What is required: Give every entry again, unchanged, and leave its images out.

[Records from a collection]
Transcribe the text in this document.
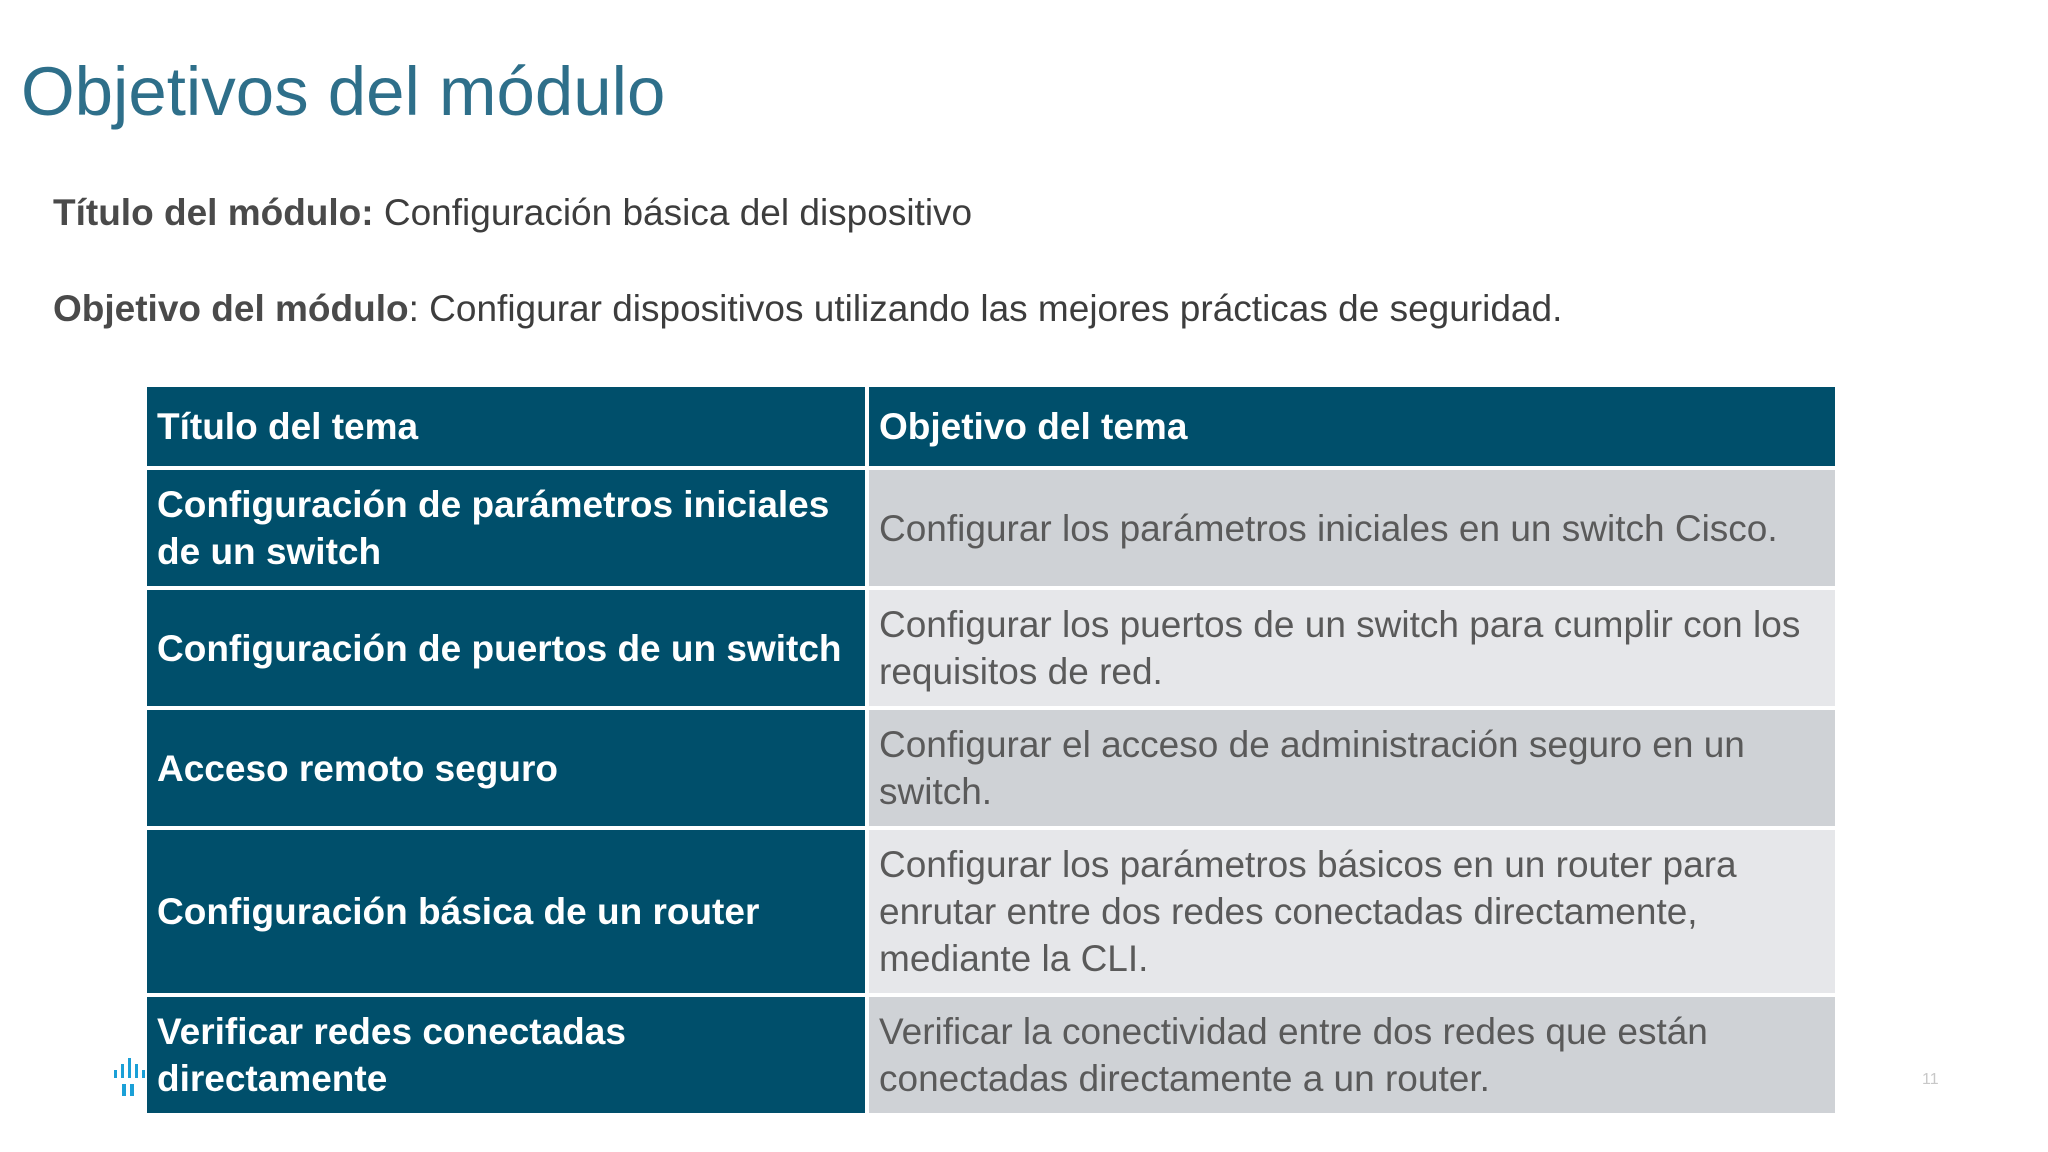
Objetivos del módulo
Título del módulo: Configuración básica del dispositivo
Objetivo del módulo: Configurar dispositivos utilizando las mejores prácticas de seguridad.
Título del tema	Objetivo del tema
Configuración de parámetros iniciales de un switch	Configurar los parámetros iniciales en un switch Cisco.
Configuración de puertos de un switch	Configurar los puertos de un switch para cumplir con los requisitos de red.
Acceso remoto seguro	Configurar el acceso de administración seguro en un switch.
Configuración básica de un router	Configurar los parámetros básicos en un router para enrutar entre dos redes conectadas directamente, mediante la CLI.
Verificar redes conectadas directamente	Verificar la conectividad entre dos redes que están conectadas directamente a un router.	11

Right answer:
Transcribe the text in this document.
Objetivos del módulo
Título del módulo: Configuración básica del dispositivo
Objetivo del módulo: Configurar dispositivos utilizando las mejores prácticas de seguridad.
Título del tema	Objetivo del tema
Configuración de parámetros iniciales de un switch	Configurar los parámetros iniciales en un switch Cisco.
Configuración de puertos de un switch	Configurar los puertos de un switch para cumplir con los requisitos de red.
Acceso remoto seguro	Configurar el acceso de administración seguro en un switch.
Configuración básica de un router	Configurar los parámetros básicos en un router para enrutar entre dos redes conectadas directamente, mediante la CLI.
Verificar redes conectadas directamente	Verificar la conectividad entre dos redes que están conectadas directamente a un router.	11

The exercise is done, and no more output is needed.